((

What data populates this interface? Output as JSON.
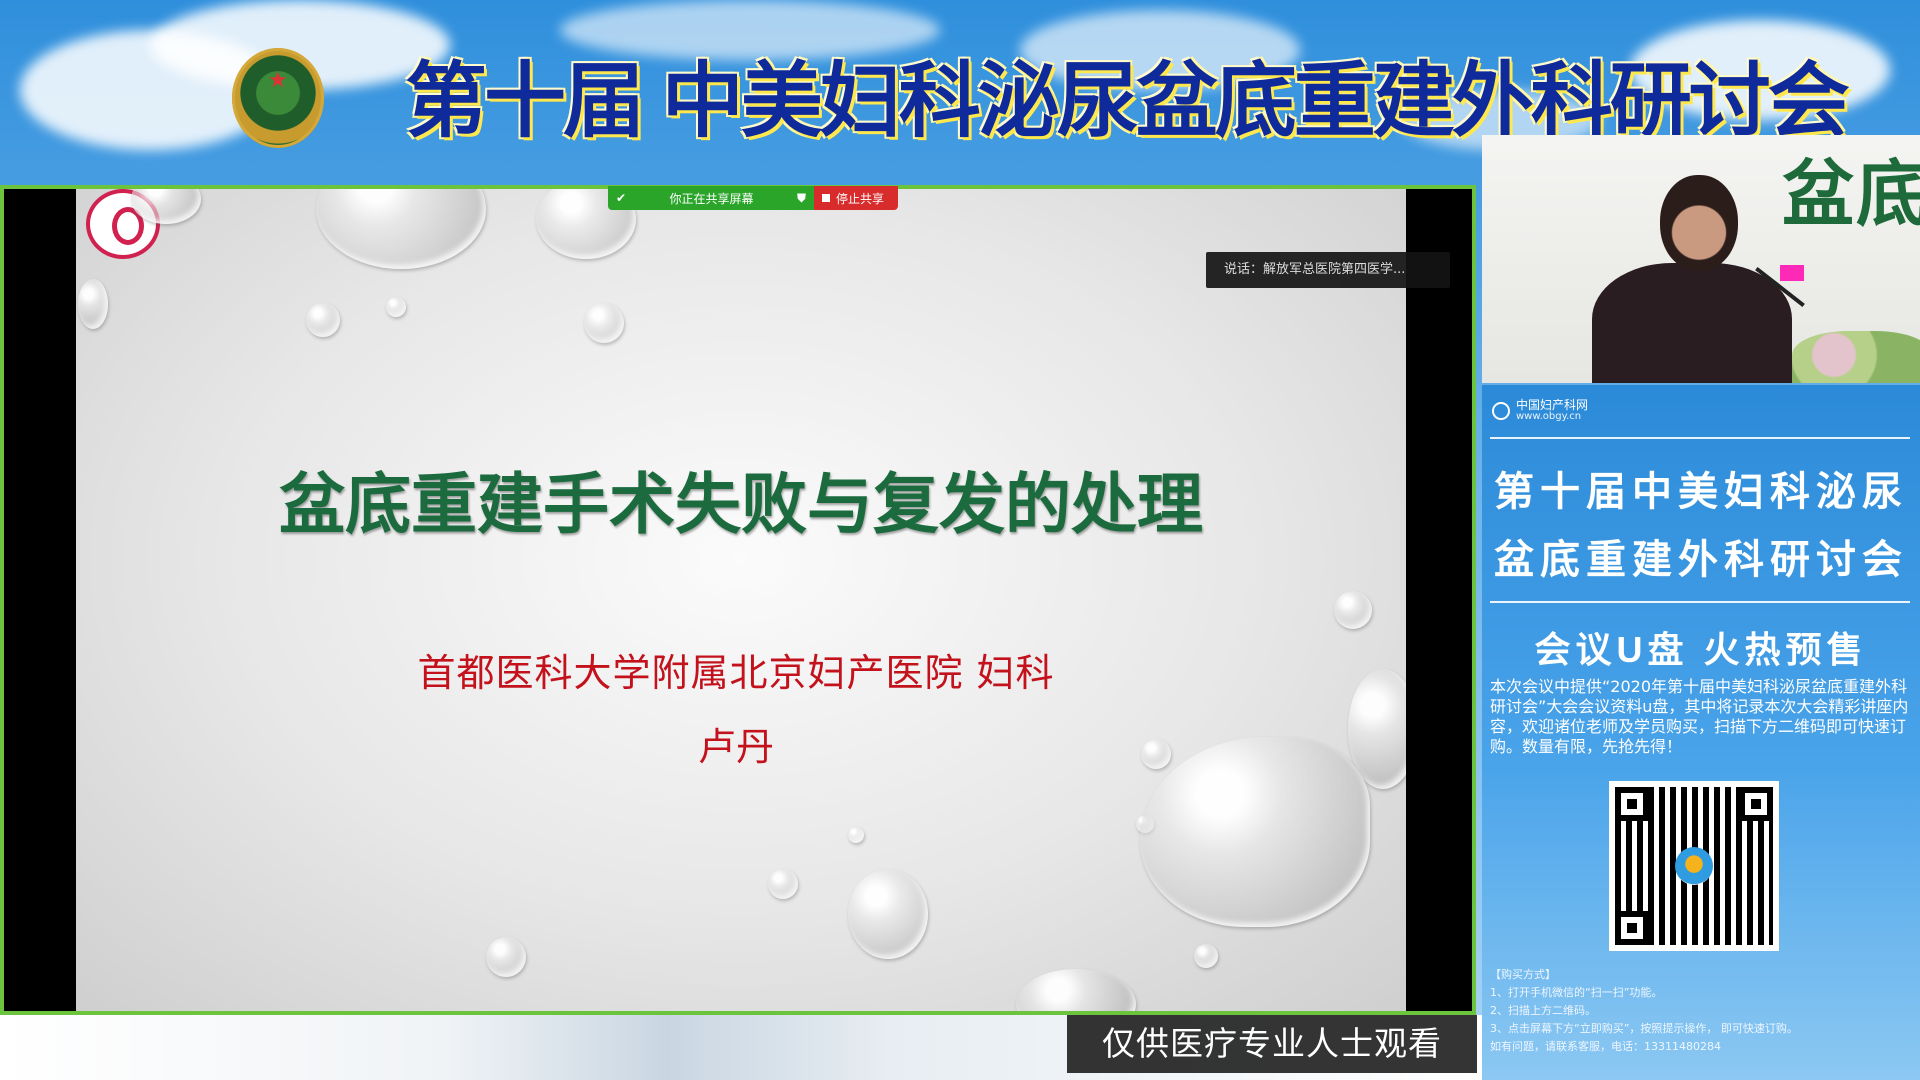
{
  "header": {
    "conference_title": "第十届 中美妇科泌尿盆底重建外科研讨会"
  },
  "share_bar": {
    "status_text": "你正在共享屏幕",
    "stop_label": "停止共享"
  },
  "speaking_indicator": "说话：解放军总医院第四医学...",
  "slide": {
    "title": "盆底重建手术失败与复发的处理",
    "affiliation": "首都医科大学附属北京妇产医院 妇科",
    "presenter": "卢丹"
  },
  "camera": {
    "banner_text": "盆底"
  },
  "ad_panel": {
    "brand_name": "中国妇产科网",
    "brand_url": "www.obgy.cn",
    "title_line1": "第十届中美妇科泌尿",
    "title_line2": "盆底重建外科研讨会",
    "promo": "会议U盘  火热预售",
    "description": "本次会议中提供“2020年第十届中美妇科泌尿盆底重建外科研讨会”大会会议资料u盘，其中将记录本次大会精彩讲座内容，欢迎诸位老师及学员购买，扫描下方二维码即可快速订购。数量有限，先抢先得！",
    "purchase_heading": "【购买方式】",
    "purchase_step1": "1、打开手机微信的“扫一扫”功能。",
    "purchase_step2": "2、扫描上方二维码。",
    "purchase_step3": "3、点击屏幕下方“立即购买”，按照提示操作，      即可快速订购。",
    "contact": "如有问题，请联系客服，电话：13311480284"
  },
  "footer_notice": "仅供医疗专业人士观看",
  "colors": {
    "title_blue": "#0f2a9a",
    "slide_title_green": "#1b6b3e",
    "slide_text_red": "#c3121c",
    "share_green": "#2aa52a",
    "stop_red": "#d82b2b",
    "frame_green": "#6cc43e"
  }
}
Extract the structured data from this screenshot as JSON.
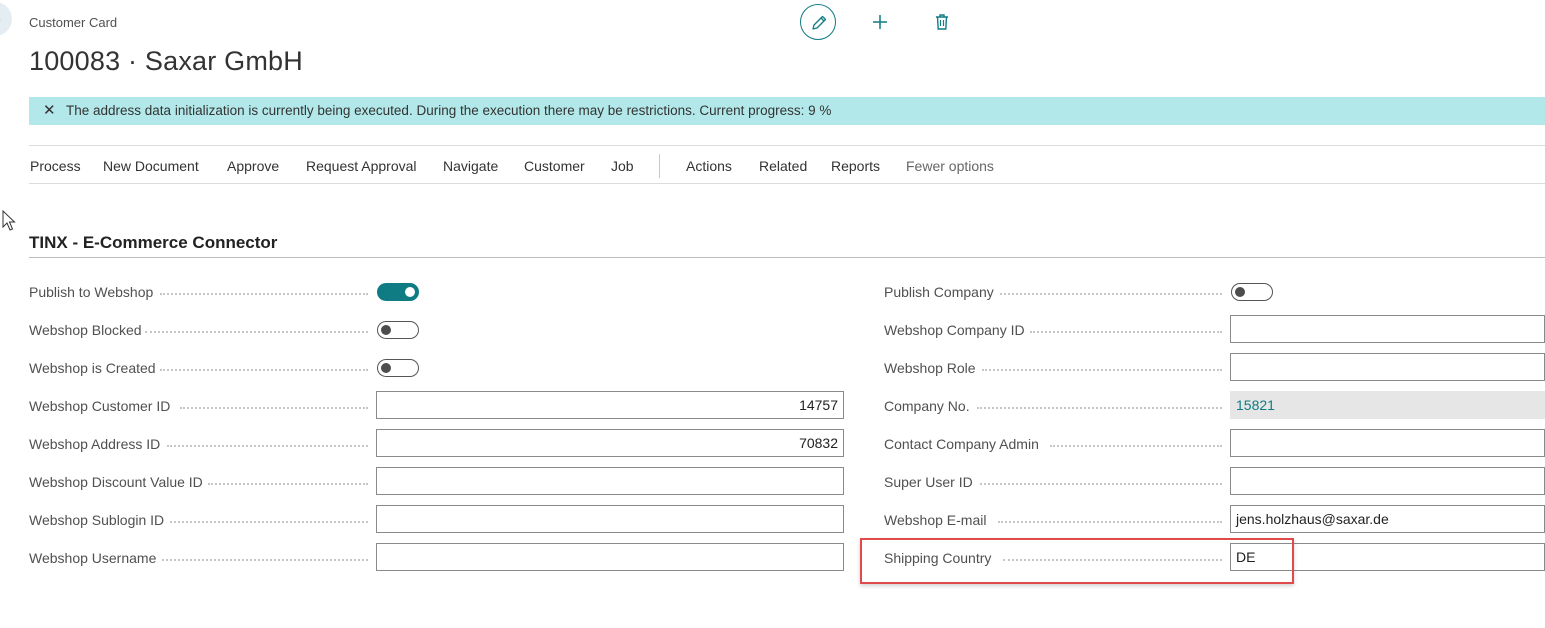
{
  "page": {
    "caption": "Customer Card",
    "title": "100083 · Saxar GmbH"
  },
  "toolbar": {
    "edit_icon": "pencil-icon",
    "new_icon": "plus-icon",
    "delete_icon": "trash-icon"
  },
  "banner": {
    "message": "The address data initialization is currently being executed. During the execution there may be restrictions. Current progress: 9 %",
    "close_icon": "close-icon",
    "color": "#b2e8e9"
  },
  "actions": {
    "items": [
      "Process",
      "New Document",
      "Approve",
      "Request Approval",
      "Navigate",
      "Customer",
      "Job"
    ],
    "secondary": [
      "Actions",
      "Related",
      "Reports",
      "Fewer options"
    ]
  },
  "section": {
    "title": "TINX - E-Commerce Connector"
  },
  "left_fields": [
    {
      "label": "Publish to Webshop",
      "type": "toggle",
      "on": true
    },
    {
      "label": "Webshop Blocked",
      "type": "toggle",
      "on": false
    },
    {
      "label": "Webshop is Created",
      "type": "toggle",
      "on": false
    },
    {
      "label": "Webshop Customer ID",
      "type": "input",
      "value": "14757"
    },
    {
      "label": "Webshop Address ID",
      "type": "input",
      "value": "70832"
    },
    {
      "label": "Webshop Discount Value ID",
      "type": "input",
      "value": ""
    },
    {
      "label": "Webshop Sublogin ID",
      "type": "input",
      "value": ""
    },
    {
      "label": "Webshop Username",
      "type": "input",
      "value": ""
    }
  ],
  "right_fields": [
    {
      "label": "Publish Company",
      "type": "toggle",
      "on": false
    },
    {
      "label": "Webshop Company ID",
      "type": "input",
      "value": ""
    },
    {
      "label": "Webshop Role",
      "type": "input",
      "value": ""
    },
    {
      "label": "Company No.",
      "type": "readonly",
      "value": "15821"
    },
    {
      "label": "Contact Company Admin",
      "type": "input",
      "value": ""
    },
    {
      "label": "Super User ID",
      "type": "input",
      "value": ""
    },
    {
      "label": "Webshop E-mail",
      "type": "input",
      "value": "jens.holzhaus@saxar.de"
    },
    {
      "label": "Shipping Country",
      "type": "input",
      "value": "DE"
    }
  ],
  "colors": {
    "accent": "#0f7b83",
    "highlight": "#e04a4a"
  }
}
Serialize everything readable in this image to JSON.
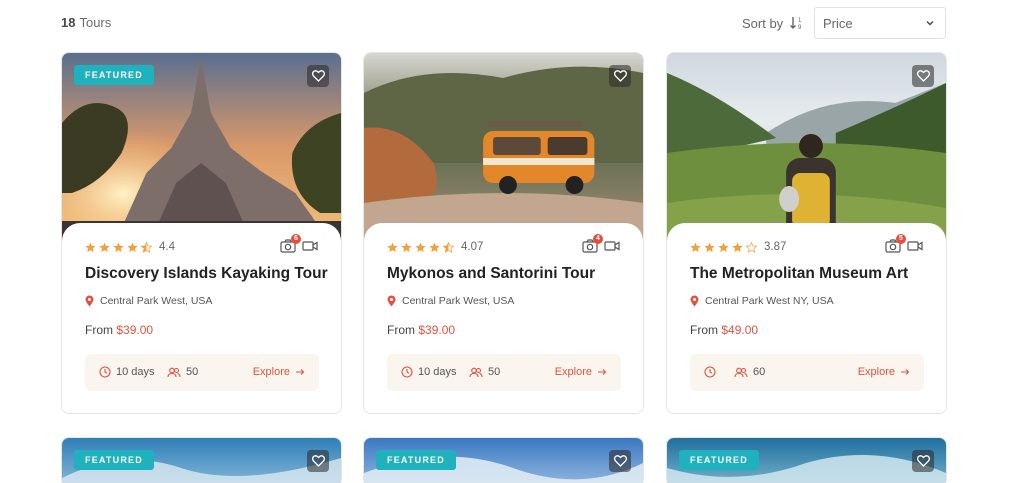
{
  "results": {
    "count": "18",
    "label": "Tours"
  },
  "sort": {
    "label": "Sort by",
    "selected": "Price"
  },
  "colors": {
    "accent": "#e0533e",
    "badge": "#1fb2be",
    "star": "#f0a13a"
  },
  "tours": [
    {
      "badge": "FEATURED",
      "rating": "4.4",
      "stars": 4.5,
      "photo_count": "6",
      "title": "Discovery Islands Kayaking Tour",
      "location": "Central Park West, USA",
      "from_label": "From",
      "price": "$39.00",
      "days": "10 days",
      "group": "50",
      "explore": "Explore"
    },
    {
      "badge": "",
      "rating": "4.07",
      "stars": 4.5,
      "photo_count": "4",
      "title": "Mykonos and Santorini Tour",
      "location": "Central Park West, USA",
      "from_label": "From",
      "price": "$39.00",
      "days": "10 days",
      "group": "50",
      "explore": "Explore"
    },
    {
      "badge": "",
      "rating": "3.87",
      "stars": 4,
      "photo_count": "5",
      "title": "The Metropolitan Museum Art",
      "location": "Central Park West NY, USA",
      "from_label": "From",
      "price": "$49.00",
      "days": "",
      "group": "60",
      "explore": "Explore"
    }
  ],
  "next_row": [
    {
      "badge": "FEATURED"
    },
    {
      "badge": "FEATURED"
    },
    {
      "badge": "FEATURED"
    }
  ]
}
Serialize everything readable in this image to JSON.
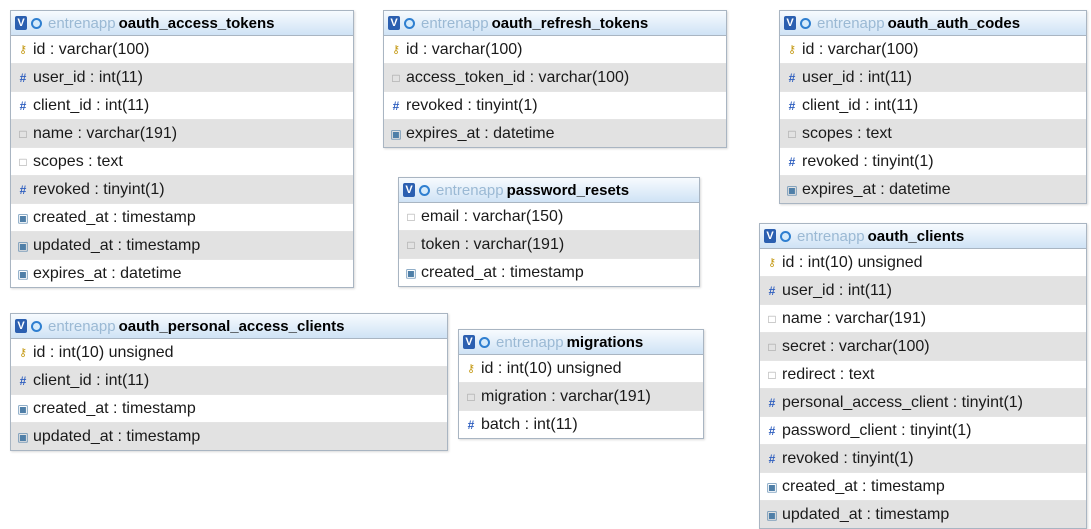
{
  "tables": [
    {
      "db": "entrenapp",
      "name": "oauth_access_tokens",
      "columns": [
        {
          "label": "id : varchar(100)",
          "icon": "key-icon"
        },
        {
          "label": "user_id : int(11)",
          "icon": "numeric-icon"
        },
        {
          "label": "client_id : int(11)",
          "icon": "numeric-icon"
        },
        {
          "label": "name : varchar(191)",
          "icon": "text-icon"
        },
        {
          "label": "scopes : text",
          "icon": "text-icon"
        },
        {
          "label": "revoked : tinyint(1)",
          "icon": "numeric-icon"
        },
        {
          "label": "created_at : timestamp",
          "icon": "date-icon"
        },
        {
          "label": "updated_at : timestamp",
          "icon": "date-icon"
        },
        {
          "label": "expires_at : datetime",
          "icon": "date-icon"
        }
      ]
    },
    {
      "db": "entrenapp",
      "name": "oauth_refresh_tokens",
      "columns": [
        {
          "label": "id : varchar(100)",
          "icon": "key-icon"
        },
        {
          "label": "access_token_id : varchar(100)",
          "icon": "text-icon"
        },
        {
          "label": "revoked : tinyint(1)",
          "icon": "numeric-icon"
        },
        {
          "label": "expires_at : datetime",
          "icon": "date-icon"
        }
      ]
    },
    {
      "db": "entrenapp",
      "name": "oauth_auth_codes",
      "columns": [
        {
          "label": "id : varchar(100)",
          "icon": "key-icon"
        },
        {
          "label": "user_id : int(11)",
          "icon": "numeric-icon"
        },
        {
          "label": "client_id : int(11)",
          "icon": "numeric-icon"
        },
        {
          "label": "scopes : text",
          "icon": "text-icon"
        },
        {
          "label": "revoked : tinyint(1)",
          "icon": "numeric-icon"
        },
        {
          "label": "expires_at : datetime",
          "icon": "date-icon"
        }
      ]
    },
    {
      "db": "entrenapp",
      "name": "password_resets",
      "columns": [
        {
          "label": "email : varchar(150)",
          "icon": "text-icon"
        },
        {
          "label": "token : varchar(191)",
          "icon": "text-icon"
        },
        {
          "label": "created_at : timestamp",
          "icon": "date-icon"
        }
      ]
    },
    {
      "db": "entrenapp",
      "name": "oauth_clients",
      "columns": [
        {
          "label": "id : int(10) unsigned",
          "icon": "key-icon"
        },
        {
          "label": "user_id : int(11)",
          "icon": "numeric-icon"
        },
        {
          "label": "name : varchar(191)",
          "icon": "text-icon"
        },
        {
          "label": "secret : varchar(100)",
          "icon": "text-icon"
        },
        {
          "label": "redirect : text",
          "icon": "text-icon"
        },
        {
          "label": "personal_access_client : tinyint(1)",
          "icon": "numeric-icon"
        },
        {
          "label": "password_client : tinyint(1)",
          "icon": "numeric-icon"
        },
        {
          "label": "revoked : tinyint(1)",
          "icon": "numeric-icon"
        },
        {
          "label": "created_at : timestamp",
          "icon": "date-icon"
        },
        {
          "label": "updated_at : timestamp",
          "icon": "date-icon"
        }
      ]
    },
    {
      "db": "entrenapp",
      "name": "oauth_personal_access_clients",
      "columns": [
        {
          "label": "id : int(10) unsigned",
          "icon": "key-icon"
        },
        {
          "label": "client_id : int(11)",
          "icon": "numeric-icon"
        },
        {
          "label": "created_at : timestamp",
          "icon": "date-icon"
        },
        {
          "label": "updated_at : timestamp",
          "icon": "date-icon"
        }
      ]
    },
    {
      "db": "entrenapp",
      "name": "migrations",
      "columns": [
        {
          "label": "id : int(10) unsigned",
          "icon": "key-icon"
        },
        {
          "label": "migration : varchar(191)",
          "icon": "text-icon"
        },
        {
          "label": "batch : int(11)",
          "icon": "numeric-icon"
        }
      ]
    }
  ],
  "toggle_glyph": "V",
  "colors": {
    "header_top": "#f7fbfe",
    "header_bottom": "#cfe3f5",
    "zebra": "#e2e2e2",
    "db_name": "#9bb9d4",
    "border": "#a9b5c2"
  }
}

))

Goal:
Look through the material above and work out how many of its lines contain "JSON". State the number only.

Output:
4